Centrifugal compressor wheels in general are well known for use in turbochargers, superchargers, and the like wherein the wheel comprises an array of aerodynamically contoured impeller blades supported by a central hub section which is in turn mounted on a rotatable shaft for rotation therewith. In the context of a turbocharger, by way of example, the hub section includes a central axial bore through which the shaft extends, and a nut is fastened over the shaft at the nose end of the wheel to hold the hub section tightly against a shaft shoulder or other diametrically enlarged structure rotatable with the shaft. The shaft thereby rotatably drives the compressor wheel in a direction such that the contoured blades axially draw in air and discharge that air radially outwardly at an elevated pressure level into a chamber of a compressor housing. The pressurized air is then supplied from the chamber to the air intake manifold of a combustion engine for admixture and combustion with fuel, all in a well-known manner.

In recent years, improvements in compressor technology and design have resulted in progressive increases in compressor efficiencies and flow ranges, together with more rapid transient response characteristics. For example, compressor wheels for turbochargers are well known wherein the impeller blades exhibit compound and highly complex curvatures designed for optimum operational effeciency and flow range. Such complex blade shape is most advantageously and economically obtained by a casting process wherein the wheel hub section and blades are integrally formed desirably from a lightweight material, such as aluminum or aluminum alloy chosen for its relatively low rotational inertia for achieving the further advantage of rapid accelerative response during transient operating conditions.

* [The task]:
Retype the passage on centrifugal compressor wheels between "In recent years, improvements" and "transient operating conditions.", inclusive.

* [Data extract]:
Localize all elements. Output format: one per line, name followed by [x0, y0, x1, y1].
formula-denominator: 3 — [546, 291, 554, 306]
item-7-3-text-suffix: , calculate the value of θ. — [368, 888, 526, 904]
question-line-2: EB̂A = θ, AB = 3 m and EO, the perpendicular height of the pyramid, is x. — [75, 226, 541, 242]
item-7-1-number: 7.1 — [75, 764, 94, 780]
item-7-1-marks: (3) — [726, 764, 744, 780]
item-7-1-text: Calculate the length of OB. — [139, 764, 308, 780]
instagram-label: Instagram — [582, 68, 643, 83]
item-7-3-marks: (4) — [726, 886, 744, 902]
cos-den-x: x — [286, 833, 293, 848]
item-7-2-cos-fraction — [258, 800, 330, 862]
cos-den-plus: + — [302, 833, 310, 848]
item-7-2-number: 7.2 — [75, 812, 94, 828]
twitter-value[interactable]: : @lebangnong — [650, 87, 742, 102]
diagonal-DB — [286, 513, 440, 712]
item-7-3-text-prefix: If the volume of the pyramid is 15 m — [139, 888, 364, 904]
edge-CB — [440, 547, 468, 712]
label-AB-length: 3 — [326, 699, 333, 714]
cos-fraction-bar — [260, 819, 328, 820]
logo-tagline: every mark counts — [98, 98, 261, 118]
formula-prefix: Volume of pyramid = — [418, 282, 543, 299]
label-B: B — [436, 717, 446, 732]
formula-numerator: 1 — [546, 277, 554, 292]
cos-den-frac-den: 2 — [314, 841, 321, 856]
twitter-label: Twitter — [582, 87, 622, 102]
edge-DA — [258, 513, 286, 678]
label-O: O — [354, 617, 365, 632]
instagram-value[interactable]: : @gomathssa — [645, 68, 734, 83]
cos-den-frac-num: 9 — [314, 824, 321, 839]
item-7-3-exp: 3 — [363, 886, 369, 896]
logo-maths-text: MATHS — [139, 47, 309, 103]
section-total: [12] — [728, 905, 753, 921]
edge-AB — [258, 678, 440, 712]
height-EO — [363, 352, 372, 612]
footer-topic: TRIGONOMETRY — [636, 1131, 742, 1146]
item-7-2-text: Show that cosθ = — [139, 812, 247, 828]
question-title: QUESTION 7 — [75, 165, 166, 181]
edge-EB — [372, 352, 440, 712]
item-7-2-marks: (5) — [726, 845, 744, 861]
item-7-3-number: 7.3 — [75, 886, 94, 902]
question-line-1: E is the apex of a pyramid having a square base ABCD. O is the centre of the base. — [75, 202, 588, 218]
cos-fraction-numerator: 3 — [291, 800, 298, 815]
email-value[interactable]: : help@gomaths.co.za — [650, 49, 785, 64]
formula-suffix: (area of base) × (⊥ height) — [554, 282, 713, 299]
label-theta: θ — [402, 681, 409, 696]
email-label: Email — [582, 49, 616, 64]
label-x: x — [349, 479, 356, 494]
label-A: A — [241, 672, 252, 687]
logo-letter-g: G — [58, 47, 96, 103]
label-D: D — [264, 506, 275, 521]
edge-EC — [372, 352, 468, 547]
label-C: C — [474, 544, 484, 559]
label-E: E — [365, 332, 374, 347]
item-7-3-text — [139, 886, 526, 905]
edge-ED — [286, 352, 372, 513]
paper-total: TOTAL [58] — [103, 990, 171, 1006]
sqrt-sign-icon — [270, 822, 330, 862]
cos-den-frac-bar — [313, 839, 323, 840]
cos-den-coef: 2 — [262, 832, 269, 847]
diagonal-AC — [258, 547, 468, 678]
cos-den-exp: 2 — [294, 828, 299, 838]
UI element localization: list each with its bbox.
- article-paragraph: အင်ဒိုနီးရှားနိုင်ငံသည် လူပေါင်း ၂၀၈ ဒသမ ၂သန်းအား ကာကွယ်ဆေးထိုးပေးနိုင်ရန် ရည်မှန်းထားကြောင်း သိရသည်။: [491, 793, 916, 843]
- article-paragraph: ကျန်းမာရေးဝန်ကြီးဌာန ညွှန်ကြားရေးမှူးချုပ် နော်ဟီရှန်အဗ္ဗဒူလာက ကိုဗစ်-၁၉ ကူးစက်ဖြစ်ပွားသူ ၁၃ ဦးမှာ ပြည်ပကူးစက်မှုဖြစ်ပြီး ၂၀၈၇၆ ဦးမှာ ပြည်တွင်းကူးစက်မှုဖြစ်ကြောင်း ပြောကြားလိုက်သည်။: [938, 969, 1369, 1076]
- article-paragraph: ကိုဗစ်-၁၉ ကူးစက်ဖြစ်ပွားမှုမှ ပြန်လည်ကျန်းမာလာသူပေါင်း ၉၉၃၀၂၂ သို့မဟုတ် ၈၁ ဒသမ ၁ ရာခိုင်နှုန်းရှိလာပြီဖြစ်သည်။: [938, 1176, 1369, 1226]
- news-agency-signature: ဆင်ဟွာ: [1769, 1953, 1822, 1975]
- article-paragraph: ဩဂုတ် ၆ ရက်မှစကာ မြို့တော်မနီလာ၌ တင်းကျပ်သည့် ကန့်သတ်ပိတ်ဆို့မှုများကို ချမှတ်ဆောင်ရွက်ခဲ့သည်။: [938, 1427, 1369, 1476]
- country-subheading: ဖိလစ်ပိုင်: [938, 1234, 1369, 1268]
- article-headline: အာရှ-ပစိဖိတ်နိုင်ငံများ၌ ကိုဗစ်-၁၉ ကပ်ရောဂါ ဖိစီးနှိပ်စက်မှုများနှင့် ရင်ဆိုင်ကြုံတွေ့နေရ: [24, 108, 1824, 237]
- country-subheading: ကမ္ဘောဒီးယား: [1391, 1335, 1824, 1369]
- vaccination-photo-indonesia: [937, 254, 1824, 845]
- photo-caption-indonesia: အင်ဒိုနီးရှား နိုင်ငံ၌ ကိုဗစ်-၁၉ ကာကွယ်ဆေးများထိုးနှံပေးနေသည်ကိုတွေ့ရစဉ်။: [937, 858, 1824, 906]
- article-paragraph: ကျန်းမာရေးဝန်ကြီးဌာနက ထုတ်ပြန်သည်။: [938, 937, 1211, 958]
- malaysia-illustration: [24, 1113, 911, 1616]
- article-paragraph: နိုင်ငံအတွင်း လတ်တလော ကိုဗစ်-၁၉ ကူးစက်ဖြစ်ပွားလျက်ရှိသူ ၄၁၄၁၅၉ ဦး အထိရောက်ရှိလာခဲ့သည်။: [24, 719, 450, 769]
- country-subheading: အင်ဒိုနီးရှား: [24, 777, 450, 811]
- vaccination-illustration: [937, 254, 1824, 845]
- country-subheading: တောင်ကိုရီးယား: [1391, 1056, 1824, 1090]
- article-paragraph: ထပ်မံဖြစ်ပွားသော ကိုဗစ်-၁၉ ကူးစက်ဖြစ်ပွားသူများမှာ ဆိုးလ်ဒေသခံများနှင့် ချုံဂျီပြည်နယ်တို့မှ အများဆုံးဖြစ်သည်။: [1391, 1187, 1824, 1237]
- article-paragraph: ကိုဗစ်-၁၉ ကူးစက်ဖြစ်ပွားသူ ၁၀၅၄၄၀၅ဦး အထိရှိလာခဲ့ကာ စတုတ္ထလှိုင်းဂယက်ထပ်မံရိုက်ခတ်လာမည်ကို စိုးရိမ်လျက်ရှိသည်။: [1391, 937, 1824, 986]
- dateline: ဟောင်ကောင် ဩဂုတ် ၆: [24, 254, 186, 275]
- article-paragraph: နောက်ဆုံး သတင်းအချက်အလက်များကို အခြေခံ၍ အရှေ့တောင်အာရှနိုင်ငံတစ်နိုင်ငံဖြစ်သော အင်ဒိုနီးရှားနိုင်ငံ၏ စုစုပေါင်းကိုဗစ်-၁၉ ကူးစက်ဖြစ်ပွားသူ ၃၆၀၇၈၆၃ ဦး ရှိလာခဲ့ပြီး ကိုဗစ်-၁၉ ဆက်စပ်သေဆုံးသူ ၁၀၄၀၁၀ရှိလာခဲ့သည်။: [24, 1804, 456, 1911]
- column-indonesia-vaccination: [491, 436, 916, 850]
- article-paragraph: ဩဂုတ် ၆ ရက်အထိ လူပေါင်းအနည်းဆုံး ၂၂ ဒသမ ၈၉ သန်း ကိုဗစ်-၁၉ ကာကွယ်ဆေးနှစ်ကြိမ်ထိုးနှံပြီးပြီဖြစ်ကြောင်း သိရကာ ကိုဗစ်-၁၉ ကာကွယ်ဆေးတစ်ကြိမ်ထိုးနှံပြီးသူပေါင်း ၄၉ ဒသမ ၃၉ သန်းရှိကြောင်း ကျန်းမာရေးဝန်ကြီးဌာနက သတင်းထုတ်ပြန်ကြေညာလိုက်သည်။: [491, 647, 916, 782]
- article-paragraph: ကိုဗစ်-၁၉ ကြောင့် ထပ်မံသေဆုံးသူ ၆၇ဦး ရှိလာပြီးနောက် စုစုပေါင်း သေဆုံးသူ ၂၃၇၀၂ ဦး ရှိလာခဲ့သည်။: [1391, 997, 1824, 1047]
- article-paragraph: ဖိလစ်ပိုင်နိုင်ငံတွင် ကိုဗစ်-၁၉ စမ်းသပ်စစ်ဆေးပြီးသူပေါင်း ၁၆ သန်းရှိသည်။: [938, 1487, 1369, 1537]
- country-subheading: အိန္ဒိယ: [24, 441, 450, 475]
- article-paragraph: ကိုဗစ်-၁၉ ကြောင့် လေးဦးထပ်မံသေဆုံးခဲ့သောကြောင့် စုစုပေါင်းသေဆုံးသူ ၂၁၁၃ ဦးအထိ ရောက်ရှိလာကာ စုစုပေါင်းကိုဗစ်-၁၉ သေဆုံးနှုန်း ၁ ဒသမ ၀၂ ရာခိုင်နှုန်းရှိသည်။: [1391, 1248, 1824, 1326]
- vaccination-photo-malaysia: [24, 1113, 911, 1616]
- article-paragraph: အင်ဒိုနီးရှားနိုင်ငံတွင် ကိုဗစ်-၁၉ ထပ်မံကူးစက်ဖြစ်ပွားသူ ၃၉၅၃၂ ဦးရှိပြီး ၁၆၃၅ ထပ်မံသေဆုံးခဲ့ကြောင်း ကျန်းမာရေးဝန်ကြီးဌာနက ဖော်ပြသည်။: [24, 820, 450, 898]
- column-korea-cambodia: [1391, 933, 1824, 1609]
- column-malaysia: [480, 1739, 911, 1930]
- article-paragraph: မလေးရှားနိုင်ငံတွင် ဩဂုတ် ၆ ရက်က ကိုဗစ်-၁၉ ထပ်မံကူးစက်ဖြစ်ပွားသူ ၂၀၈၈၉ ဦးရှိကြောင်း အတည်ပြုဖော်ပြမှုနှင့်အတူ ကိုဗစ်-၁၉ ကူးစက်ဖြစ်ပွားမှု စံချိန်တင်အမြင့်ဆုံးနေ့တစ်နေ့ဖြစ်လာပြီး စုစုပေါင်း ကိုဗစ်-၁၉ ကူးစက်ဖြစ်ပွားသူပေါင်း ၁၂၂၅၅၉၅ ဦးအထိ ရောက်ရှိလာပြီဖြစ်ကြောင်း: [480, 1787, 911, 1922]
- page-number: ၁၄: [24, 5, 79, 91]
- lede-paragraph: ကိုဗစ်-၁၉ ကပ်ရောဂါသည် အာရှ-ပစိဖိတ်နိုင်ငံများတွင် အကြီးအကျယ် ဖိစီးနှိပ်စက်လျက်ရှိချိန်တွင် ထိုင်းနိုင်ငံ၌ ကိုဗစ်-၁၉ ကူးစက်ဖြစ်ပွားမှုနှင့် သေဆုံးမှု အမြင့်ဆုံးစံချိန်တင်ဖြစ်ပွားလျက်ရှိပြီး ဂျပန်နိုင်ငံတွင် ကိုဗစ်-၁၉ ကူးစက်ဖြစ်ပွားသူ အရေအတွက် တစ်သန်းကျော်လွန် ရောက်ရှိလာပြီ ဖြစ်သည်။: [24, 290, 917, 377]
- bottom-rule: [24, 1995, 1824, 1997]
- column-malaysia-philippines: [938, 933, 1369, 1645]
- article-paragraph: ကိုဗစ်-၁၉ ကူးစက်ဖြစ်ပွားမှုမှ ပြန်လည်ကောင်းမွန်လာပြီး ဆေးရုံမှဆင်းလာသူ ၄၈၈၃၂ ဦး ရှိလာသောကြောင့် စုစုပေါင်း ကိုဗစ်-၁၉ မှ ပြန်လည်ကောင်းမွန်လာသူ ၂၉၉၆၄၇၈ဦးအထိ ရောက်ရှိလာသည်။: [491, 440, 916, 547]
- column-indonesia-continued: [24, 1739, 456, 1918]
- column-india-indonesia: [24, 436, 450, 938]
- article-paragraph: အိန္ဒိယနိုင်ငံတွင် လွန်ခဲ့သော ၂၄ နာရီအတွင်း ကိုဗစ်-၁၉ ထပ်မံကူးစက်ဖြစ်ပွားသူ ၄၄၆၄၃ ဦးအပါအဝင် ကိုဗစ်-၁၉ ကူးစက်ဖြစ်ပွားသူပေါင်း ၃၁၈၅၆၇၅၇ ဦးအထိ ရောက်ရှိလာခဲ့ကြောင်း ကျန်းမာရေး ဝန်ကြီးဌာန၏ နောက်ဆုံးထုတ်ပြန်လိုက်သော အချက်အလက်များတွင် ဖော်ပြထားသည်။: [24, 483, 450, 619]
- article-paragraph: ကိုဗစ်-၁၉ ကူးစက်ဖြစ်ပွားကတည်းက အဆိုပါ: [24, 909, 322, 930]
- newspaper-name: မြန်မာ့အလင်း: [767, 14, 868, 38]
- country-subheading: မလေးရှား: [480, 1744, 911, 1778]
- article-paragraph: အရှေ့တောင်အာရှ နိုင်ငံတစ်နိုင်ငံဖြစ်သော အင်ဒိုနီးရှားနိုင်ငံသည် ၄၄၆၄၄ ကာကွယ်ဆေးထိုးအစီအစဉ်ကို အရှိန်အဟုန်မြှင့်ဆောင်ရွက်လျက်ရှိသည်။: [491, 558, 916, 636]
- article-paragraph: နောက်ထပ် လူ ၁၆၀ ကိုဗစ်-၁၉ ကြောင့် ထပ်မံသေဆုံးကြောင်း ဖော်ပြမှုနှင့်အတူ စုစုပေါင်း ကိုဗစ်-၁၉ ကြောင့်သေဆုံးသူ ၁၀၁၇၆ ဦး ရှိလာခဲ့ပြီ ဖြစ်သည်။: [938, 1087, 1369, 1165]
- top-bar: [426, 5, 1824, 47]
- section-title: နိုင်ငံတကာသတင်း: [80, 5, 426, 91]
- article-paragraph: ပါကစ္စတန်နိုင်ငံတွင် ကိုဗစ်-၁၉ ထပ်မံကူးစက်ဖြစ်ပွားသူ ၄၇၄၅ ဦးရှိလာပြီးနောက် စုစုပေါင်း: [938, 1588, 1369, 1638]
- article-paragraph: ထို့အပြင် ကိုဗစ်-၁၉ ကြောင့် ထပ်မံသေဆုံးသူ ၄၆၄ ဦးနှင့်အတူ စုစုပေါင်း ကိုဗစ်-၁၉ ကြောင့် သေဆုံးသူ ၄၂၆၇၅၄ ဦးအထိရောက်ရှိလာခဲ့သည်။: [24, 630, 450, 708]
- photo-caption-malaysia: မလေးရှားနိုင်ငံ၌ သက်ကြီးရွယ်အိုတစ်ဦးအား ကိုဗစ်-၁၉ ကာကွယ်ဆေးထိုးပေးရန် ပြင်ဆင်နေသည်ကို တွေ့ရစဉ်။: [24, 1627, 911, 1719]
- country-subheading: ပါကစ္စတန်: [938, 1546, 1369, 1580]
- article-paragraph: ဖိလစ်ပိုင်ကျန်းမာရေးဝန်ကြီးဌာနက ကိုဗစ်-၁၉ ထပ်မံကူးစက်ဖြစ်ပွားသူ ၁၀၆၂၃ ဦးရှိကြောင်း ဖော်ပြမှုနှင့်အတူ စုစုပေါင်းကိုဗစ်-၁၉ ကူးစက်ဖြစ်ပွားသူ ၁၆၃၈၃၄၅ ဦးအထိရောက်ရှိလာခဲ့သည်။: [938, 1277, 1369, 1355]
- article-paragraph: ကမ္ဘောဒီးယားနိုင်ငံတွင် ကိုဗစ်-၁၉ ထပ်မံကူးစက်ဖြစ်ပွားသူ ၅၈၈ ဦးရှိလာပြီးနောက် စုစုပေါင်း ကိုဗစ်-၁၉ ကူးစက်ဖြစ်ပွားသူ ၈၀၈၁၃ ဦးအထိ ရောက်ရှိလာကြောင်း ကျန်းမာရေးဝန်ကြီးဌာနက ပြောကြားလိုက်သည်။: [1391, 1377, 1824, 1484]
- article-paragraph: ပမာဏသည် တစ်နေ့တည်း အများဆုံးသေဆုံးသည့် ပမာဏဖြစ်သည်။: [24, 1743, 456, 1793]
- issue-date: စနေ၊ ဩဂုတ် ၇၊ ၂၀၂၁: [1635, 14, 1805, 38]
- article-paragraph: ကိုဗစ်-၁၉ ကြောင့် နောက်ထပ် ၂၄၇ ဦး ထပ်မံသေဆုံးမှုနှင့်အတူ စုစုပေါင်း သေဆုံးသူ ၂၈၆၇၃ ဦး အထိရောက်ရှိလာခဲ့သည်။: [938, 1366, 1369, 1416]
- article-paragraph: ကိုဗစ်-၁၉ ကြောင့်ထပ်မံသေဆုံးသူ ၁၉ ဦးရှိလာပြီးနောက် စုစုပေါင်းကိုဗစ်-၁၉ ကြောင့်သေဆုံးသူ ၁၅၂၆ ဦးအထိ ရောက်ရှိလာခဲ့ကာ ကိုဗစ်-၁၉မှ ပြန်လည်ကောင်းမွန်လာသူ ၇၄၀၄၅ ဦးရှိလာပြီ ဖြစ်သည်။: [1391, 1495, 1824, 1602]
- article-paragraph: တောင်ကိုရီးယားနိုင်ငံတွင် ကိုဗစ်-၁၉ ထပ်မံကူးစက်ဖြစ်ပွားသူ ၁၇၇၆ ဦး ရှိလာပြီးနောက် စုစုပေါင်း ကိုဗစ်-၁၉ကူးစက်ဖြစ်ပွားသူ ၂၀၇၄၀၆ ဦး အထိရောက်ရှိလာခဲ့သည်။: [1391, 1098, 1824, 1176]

* [The completed task]:
In recent years, improvements in compressor technology and design have resulted in progressive increases in compressor efficiencies and flow ranges, together with more rapid transient response characteristics. For example, compressor wheels for turbochargers are well known wherein the impeller blades exhibit compound and highly complex curvatures designed for optimum operational effeciency and flow range. Such complex blade shape is most advantageously and economically obtained by a casting process wherein the wheel hub section and blades are integrally formed desirably from a lightweight material, such as aluminum or aluminum alloy chosen for its relatively low rotational inertia for achieving the further advantage of rapid accelerative response during transient operating conditions.